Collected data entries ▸
★ ★ ★ ★

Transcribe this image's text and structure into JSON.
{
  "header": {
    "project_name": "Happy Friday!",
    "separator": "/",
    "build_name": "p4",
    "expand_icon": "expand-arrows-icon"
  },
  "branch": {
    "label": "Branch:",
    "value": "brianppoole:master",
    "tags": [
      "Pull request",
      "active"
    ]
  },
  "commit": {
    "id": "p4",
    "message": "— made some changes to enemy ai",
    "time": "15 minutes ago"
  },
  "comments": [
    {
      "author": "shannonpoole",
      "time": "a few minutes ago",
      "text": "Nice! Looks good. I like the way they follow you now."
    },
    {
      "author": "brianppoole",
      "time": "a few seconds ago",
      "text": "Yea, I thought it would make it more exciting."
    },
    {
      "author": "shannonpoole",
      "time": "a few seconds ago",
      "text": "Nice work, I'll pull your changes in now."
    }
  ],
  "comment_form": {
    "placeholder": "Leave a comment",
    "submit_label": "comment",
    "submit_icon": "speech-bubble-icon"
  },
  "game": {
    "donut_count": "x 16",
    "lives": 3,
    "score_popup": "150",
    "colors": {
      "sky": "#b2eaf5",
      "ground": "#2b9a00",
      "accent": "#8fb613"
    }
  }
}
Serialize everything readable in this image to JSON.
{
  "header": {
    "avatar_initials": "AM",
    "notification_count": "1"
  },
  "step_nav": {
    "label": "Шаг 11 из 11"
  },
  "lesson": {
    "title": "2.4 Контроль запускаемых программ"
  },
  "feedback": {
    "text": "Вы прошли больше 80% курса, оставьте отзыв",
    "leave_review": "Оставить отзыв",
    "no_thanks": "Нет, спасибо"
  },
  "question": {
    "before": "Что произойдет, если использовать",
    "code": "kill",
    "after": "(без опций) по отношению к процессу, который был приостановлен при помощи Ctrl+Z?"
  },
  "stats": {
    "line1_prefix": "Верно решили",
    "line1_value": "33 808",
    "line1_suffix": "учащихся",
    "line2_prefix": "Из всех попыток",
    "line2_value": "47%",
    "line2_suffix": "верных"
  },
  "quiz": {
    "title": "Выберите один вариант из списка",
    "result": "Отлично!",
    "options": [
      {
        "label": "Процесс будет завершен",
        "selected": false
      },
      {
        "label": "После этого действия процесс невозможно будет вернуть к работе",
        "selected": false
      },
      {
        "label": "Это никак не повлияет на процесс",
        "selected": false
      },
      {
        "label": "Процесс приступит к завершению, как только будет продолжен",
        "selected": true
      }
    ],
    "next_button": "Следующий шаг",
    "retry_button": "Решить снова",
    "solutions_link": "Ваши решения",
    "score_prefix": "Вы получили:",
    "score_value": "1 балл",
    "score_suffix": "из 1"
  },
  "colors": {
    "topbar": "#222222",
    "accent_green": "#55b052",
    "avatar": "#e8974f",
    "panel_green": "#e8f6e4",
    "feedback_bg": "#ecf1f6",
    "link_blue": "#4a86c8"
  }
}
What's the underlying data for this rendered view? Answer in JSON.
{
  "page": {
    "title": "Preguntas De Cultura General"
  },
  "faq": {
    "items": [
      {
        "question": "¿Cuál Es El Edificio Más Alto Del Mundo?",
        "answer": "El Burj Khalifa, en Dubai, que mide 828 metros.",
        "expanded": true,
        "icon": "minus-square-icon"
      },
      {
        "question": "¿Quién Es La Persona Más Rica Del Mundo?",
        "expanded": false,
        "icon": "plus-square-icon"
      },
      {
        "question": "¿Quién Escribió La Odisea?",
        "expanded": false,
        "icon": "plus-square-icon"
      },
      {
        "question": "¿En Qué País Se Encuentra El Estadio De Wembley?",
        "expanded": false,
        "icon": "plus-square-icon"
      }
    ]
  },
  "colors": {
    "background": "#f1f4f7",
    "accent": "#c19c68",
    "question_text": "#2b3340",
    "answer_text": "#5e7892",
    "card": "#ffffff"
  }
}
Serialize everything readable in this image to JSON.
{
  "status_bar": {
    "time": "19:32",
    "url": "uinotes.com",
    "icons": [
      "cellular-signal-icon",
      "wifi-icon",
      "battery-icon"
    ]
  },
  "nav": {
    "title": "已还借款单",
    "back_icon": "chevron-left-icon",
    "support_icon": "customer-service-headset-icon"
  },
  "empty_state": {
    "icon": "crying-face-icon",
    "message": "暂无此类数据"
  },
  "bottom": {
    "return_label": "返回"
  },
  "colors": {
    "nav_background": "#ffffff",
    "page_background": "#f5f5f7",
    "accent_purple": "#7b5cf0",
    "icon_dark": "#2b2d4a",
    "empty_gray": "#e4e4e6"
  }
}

★ ★ ★ ★

To be done ▸
Reproduce the listing above word for word.

Complete output ▸
Transcribe this image's text and structure into JSON.
{
  "header": {
    "project_name": "Happy Friday!",
    "separator": "/",
    "build_name": "p4",
    "expand_icon": "expand-arrows-icon"
  },
  "branch": {
    "label": "Branch:",
    "value": "brianppoole:master",
    "tags": [
      "Pull request",
      "active"
    ]
  },
  "commit": {
    "id": "p4",
    "message": "— made some changes to enemy ai",
    "time": "15 minutes ago"
  },
  "comments": [
    {
      "author": "shannonpoole",
      "time": "a few minutes ago",
      "text": "Nice! Looks good. I like the way they follow you now."
    },
    {
      "author": "brianppoole",
      "time": "a few seconds ago",
      "text": "Yea, I thought it would make it more exciting."
    },
    {
      "author": "shannonpoole",
      "time": "a few seconds ago",
      "text": "Nice work, I'll pull your changes in now."
    }
  ],
  "comment_form": {
    "placeholder": "Leave a comment",
    "submit_label": "comment",
    "submit_icon": "speech-bubble-icon"
  },
  "game": {
    "donut_count": "x 16",
    "lives": 3,
    "score_popup": "150",
    "colors": {
      "sky": "#b2eaf5",
      "ground": "#2b9a00",
      "accent": "#8fb613"
    }
  }
}
Serialize everything readable in this image to JSON.
{
  "header": {
    "avatar_initials": "AM",
    "notification_count": "1"
  },
  "step_nav": {
    "label": "Шаг 11 из 11"
  },
  "lesson": {
    "title": "2.4 Контроль запускаемых программ"
  },
  "feedback": {
    "text": "Вы прошли больше 80% курса, оставьте отзыв",
    "leave_review": "Оставить отзыв",
    "no_thanks": "Нет, спасибо"
  },
  "question": {
    "before": "Что произойдет, если использовать",
    "code": "kill",
    "after": "(без опций) по отношению к процессу, который был приостановлен при помощи Ctrl+Z?"
  },
  "stats": {
    "line1_prefix": "Верно решили",
    "line1_value": "33 808",
    "line1_suffix": "учащихся",
    "line2_prefix": "Из всех попыток",
    "line2_value": "47%",
    "line2_suffix": "верных"
  },
  "quiz": {
    "title": "Выберите один вариант из списка",
    "result": "Отлично!",
    "options": [
      {
        "label": "Процесс будет завершен",
        "selected": false
      },
      {
        "label": "После этого действия процесс невозможно будет вернуть к работе",
        "selected": false
      },
      {
        "label": "Это никак не повлияет на процесс",
        "selected": false
      },
      {
        "label": "Процесс приступит к завершению, как только будет продолжен",
        "selected": true
      }
    ],
    "next_button": "Следующий шаг",
    "retry_button": "Решить снова",
    "solutions_link": "Ваши решения",
    "score_prefix": "Вы получили:",
    "score_value": "1 балл",
    "score_suffix": "из 1"
  },
  "colors": {
    "topbar": "#222222",
    "accent_green": "#55b052",
    "avatar": "#e8974f",
    "panel_green": "#e8f6e4",
    "feedback_bg": "#ecf1f6",
    "link_blue": "#4a86c8"
  }
}
What's the underlying data for this rendered view? Answer in JSON.
{
  "page": {
    "title": "Preguntas De Cultura General"
  },
  "faq": {
    "items": [
      {
        "question": "¿Cuál Es El Edificio Más Alto Del Mundo?",
        "answer": "El Burj Khalifa, en Dubai, que mide 828 metros.",
        "expanded": true,
        "icon": "minus-square-icon"
      },
      {
        "question": "¿Quién Es La Persona Más Rica Del Mundo?",
        "expanded": false,
        "icon": "plus-square-icon"
      },
      {
        "question": "¿Quién Escribió La Odisea?",
        "expanded": false,
        "icon": "plus-square-icon"
      },
      {
        "question": "¿En Qué País Se Encuentra El Estadio De Wembley?",
        "expanded": false,
        "icon": "plus-square-icon"
      }
    ]
  },
  "colors": {
    "background": "#f1f4f7",
    "accent": "#c19c68",
    "question_text": "#2b3340",
    "answer_text": "#5e7892",
    "card": "#ffffff"
  }
}
Serialize everything readable in this image to JSON.
{
  "status_bar": {
    "time": "19:32",
    "url": "uinotes.com",
    "icons": [
      "cellular-signal-icon",
      "wifi-icon",
      "battery-icon"
    ]
  },
  "nav": {
    "title": "已还借款单",
    "back_icon": "chevron-left-icon",
    "support_icon": "customer-service-headset-icon"
  },
  "empty_state": {
    "icon": "crying-face-icon",
    "message": "暂无此类数据"
  },
  "bottom": {
    "return_label": "返回"
  },
  "colors": {
    "nav_background": "#ffffff",
    "page_background": "#f5f5f7",
    "accent_purple": "#7b5cf0",
    "icon_dark": "#2b2d4a",
    "empty_gray": "#e4e4e6"
  }
}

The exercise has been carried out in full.